Data records

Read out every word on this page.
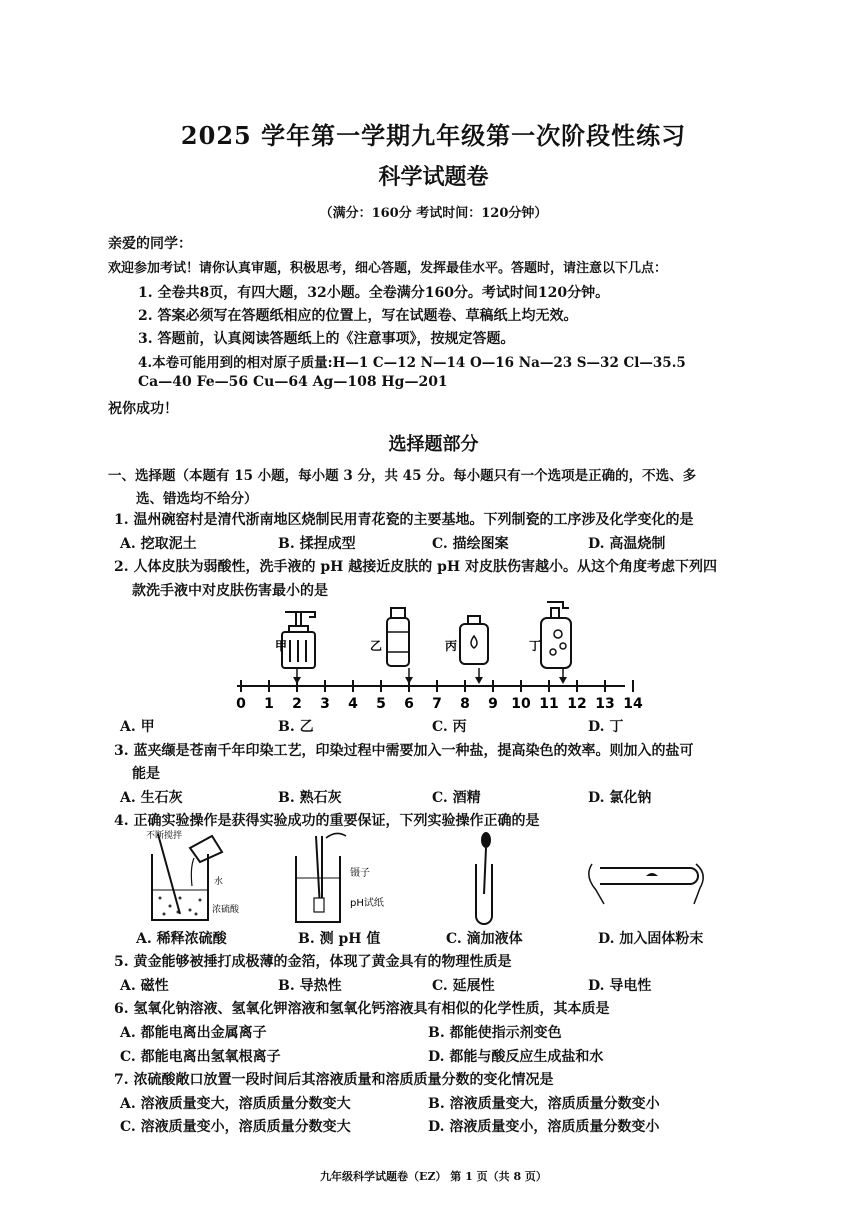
2025 学年第一学期九年级第一次阶段性练习
科学试题卷
（满分：160分 考试时间：120分钟）
亲爱的同学：
欢迎参加考试！请你认真审题，积极思考，细心答题，发挥最佳水平。答题时，请注意以下几点：
1. 全卷共8页，有四大题，32小题。全卷满分160分。考试时间120分钟。
2. 答案必须写在答题纸相应的位置上，写在试题卷、草稿纸上均无效。
3. 答题前，认真阅读答题纸上的《注意事项》，按规定答题。
4.本卷可能用到的相对原子质量:H—1 C—12 N—14 O—16 Na—23 S—32 Cl—35.5
Ca—40 Fe—56 Cu—64 Ag—108 Hg—201
祝你成功！
选择题部分
一、选择题（本题有 15 小题，每小题 3 分，共 45 分。每小题只有一个选项是正确的，不选、多
选、错选均不给分）
1. 温州碗窑村是清代浙南地区烧制民用青花瓷的主要基地。下列制瓷的工序涉及化学变化的是
A. 挖取泥土	B. 揉捏成型	C. 描绘图案	D. 高温烧制
2. 人体皮肤为弱酸性，洗手液的 pH 越接近皮肤的 pH 对皮肤伤害越小。从这个角度考虑下列四
款洗手液中对皮肤伤害最小的是
甲	乙	丙	丁
0 1 2 3 4 5 6 7 8 9 10 11 12 13 14
A. 甲	B. 乙	C. 丙	D. 丁
3. 蓝夹缬是苍南千年印染工艺，印染过程中需要加入一种盐，提高染色的效率。则加入的盐可
能是
A. 生石灰	B. 熟石灰	C. 酒精	D. 氯化钠
4. 正确实验操作是获得实验成功的重要保证，下列实验操作正确的是
不断搅拌
水
浓硫酸
镊子
pH试纸
A. 稀释浓硫酸	B. 测 pH 值	C. 滴加液体	D. 加入固体粉末
5. 黄金能够被捶打成极薄的金箔，体现了黄金具有的物理性质是
A. 磁性	B. 导热性	C. 延展性	D. 导电性
6. 氢氧化钠溶液、氢氧化钾溶液和氢氧化钙溶液具有相似的化学性质，其本质是
A. 都能电离出金属离子	B. 都能使指示剂变色
C. 都能电离出氢氧根离子	D. 都能与酸反应生成盐和水
7. 浓硫酸敞口放置一段时间后其溶液质量和溶质质量分数的变化情况是
A. 溶液质量变大，溶质质量分数变大	B. 溶液质量变大，溶质质量分数变小
C. 溶液质量变小，溶质质量分数变大	D. 溶液质量变小，溶质质量分数变小
九年级科学试题卷（EZ） 第 1 页（共 8 页）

INSTRUCTIONS TO FOLLOW:
Locate all lines in the listing above with the word "溶质质量分数变小" and copy them.

FINAL ANSWER:
A. 溶液质量变大，溶质质量分数变大	B. 溶液质量变大，溶质质量分数变小
C. 溶液质量变小，溶质质量分数变大	D. 溶液质量变小，溶质质量分数变小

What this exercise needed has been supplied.